-- PROVIDED INFORMATION start --
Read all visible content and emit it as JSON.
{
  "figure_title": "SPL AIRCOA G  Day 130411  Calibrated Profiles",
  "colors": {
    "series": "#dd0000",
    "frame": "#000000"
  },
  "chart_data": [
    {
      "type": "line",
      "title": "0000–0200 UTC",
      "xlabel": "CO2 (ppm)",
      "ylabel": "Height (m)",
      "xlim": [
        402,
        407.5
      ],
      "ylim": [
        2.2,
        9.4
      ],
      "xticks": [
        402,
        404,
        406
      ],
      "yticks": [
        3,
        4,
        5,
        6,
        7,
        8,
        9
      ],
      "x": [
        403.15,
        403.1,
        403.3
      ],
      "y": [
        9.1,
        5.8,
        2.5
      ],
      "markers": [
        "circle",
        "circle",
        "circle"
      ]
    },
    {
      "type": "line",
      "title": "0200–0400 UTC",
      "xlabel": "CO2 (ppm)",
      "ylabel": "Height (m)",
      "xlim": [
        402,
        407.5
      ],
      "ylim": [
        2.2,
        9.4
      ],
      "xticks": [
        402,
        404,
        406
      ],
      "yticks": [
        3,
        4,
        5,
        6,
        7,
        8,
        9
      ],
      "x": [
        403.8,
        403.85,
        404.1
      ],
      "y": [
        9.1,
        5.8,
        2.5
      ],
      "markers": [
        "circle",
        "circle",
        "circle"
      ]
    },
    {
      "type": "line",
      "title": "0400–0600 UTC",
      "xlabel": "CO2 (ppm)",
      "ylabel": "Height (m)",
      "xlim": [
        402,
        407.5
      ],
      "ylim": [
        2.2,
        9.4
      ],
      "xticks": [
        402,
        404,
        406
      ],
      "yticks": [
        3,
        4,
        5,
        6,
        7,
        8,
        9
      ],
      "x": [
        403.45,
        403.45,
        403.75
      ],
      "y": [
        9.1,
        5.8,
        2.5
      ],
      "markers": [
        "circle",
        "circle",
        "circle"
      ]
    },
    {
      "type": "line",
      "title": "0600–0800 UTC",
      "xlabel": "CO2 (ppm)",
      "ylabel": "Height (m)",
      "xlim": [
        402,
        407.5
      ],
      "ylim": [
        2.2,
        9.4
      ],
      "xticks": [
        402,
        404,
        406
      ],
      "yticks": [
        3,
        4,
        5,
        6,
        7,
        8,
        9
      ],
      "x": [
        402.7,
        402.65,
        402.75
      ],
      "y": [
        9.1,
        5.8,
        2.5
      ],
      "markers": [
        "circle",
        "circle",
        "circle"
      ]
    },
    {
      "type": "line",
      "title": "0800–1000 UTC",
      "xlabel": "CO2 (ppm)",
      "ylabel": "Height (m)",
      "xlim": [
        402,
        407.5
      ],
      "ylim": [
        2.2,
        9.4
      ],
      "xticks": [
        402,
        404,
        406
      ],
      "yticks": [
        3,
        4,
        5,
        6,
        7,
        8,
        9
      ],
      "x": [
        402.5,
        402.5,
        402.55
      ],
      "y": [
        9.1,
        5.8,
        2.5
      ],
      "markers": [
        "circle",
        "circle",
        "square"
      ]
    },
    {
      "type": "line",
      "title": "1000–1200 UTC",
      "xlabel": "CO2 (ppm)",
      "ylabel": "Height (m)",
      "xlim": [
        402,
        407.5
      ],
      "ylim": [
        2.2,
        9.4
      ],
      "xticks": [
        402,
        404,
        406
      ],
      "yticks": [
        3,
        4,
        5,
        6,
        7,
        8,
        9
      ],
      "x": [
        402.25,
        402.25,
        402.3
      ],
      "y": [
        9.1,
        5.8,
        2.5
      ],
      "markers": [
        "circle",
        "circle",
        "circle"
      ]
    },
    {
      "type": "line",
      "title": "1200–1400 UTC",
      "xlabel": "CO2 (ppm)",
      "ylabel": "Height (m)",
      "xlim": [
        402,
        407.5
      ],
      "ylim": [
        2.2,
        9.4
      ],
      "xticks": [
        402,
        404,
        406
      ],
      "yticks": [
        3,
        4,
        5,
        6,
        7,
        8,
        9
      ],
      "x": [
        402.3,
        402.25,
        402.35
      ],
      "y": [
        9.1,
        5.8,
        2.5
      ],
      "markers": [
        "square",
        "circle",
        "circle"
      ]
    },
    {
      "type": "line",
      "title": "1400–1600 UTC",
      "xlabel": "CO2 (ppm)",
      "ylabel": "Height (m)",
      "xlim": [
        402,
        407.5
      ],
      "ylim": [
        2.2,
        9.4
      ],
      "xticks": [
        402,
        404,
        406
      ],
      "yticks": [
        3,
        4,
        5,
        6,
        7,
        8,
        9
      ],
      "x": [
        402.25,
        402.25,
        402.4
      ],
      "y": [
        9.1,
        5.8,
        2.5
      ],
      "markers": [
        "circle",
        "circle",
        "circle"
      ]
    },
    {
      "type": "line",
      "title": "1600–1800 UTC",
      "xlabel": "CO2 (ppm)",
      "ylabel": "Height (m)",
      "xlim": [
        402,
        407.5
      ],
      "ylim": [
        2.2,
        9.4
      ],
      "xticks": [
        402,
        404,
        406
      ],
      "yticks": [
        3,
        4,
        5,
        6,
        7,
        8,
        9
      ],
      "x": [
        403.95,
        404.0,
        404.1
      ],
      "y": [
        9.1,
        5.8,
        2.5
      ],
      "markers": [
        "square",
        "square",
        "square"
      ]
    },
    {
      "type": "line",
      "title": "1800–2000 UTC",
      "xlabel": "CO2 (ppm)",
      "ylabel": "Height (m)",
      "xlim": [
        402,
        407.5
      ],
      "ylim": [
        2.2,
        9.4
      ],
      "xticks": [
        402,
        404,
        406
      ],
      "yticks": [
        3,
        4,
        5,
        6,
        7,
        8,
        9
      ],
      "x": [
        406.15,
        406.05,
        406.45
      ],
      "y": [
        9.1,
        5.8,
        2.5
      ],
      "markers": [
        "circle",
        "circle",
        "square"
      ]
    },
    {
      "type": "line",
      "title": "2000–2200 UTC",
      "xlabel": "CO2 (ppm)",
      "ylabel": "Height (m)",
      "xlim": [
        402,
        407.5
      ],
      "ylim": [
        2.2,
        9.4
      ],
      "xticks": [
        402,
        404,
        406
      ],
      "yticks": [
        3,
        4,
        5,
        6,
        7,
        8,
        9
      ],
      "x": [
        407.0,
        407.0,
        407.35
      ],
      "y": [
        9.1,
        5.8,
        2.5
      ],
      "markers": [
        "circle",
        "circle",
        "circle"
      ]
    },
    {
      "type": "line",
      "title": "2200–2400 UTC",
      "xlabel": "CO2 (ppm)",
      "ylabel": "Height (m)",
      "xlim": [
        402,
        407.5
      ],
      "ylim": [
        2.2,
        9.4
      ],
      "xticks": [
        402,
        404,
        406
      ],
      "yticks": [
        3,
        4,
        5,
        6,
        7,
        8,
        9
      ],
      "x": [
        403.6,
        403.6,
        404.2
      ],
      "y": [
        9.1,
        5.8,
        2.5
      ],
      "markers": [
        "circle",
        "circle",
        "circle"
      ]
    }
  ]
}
-- PROVIDED INFORMATION end --
### REQUIRED WORK:
Output the data above exactly, please, line for line.

### TASK OUTPUT:
Read all visible content and emit it as JSON.
{
  "figure_title": "SPL AIRCOA G  Day 130411  Calibrated Profiles",
  "colors": {
    "series": "#dd0000",
    "frame": "#000000"
  },
  "chart_data": [
    {
      "type": "line",
      "title": "0000–0200 UTC",
      "xlabel": "CO2 (ppm)",
      "ylabel": "Height (m)",
      "xlim": [
        402,
        407.5
      ],
      "ylim": [
        2.2,
        9.4
      ],
      "xticks": [
        402,
        404,
        406
      ],
      "yticks": [
        3,
        4,
        5,
        6,
        7,
        8,
        9
      ],
      "x": [
        403.15,
        403.1,
        403.3
      ],
      "y": [
        9.1,
        5.8,
        2.5
      ],
      "markers": [
        "circle",
        "circle",
        "circle"
      ]
    },
    {
      "type": "line",
      "title": "0200–0400 UTC",
      "xlabel": "CO2 (ppm)",
      "ylabel": "Height (m)",
      "xlim": [
        402,
        407.5
      ],
      "ylim": [
        2.2,
        9.4
      ],
      "xticks": [
        402,
        404,
        406
      ],
      "yticks": [
        3,
        4,
        5,
        6,
        7,
        8,
        9
      ],
      "x": [
        403.8,
        403.85,
        404.1
      ],
      "y": [
        9.1,
        5.8,
        2.5
      ],
      "markers": [
        "circle",
        "circle",
        "circle"
      ]
    },
    {
      "type": "line",
      "title": "0400–0600 UTC",
      "xlabel": "CO2 (ppm)",
      "ylabel": "Height (m)",
      "xlim": [
        402,
        407.5
      ],
      "ylim": [
        2.2,
        9.4
      ],
      "xticks": [
        402,
        404,
        406
      ],
      "yticks": [
        3,
        4,
        5,
        6,
        7,
        8,
        9
      ],
      "x": [
        403.45,
        403.45,
        403.75
      ],
      "y": [
        9.1,
        5.8,
        2.5
      ],
      "markers": [
        "circle",
        "circle",
        "circle"
      ]
    },
    {
      "type": "line",
      "title": "0600–0800 UTC",
      "xlabel": "CO2 (ppm)",
      "ylabel": "Height (m)",
      "xlim": [
        402,
        407.5
      ],
      "ylim": [
        2.2,
        9.4
      ],
      "xticks": [
        402,
        404,
        406
      ],
      "yticks": [
        3,
        4,
        5,
        6,
        7,
        8,
        9
      ],
      "x": [
        402.7,
        402.65,
        402.75
      ],
      "y": [
        9.1,
        5.8,
        2.5
      ],
      "markers": [
        "circle",
        "circle",
        "circle"
      ]
    },
    {
      "type": "line",
      "title": "0800–1000 UTC",
      "xlabel": "CO2 (ppm)",
      "ylabel": "Height (m)",
      "xlim": [
        402,
        407.5
      ],
      "ylim": [
        2.2,
        9.4
      ],
      "xticks": [
        402,
        404,
        406
      ],
      "yticks": [
        3,
        4,
        5,
        6,
        7,
        8,
        9
      ],
      "x": [
        402.5,
        402.5,
        402.55
      ],
      "y": [
        9.1,
        5.8,
        2.5
      ],
      "markers": [
        "circle",
        "circle",
        "square"
      ]
    },
    {
      "type": "line",
      "title": "1000–1200 UTC",
      "xlabel": "CO2 (ppm)",
      "ylabel": "Height (m)",
      "xlim": [
        402,
        407.5
      ],
      "ylim": [
        2.2,
        9.4
      ],
      "xticks": [
        402,
        404,
        406
      ],
      "yticks": [
        3,
        4,
        5,
        6,
        7,
        8,
        9
      ],
      "x": [
        402.25,
        402.25,
        402.3
      ],
      "y": [
        9.1,
        5.8,
        2.5
      ],
      "markers": [
        "circle",
        "circle",
        "circle"
      ]
    },
    {
      "type": "line",
      "title": "1200–1400 UTC",
      "xlabel": "CO2 (ppm)",
      "ylabel": "Height (m)",
      "xlim": [
        402,
        407.5
      ],
      "ylim": [
        2.2,
        9.4
      ],
      "xticks": [
        402,
        404,
        406
      ],
      "yticks": [
        3,
        4,
        5,
        6,
        7,
        8,
        9
      ],
      "x": [
        402.3,
        402.25,
        402.35
      ],
      "y": [
        9.1,
        5.8,
        2.5
      ],
      "markers": [
        "square",
        "circle",
        "circle"
      ]
    },
    {
      "type": "line",
      "title": "1400–1600 UTC",
      "xlabel": "CO2 (ppm)",
      "ylabel": "Height (m)",
      "xlim": [
        402,
        407.5
      ],
      "ylim": [
        2.2,
        9.4
      ],
      "xticks": [
        402,
        404,
        406
      ],
      "yticks": [
        3,
        4,
        5,
        6,
        7,
        8,
        9
      ],
      "x": [
        402.25,
        402.25,
        402.4
      ],
      "y": [
        9.1,
        5.8,
        2.5
      ],
      "markers": [
        "circle",
        "circle",
        "circle"
      ]
    },
    {
      "type": "line",
      "title": "1600–1800 UTC",
      "xlabel": "CO2 (ppm)",
      "ylabel": "Height (m)",
      "xlim": [
        402,
        407.5
      ],
      "ylim": [
        2.2,
        9.4
      ],
      "xticks": [
        402,
        404,
        406
      ],
      "yticks": [
        3,
        4,
        5,
        6,
        7,
        8,
        9
      ],
      "x": [
        403.95,
        404.0,
        404.1
      ],
      "y": [
        9.1,
        5.8,
        2.5
      ],
      "markers": [
        "square",
        "square",
        "square"
      ]
    },
    {
      "type": "line",
      "title": "1800–2000 UTC",
      "xlabel": "CO2 (ppm)",
      "ylabel": "Height (m)",
      "xlim": [
        402,
        407.5
      ],
      "ylim": [
        2.2,
        9.4
      ],
      "xticks": [
        402,
        404,
        406
      ],
      "yticks": [
        3,
        4,
        5,
        6,
        7,
        8,
        9
      ],
      "x": [
        406.15,
        406.05,
        406.45
      ],
      "y": [
        9.1,
        5.8,
        2.5
      ],
      "markers": [
        "circle",
        "circle",
        "square"
      ]
    },
    {
      "type": "line",
      "title": "2000–2200 UTC",
      "xlabel": "CO2 (ppm)",
      "ylabel": "Height (m)",
      "xlim": [
        402,
        407.5
      ],
      "ylim": [
        2.2,
        9.4
      ],
      "xticks": [
        402,
        404,
        406
      ],
      "yticks": [
        3,
        4,
        5,
        6,
        7,
        8,
        9
      ],
      "x": [
        407.0,
        407.0,
        407.35
      ],
      "y": [
        9.1,
        5.8,
        2.5
      ],
      "markers": [
        "circle",
        "circle",
        "circle"
      ]
    },
    {
      "type": "line",
      "title": "2200–2400 UTC",
      "xlabel": "CO2 (ppm)",
      "ylabel": "Height (m)",
      "xlim": [
        402,
        407.5
      ],
      "ylim": [
        2.2,
        9.4
      ],
      "xticks": [
        402,
        404,
        406
      ],
      "yticks": [
        3,
        4,
        5,
        6,
        7,
        8,
        9
      ],
      "x": [
        403.6,
        403.6,
        404.2
      ],
      "y": [
        9.1,
        5.8,
        2.5
      ],
      "markers": [
        "circle",
        "circle",
        "circle"
      ]
    }
  ]
}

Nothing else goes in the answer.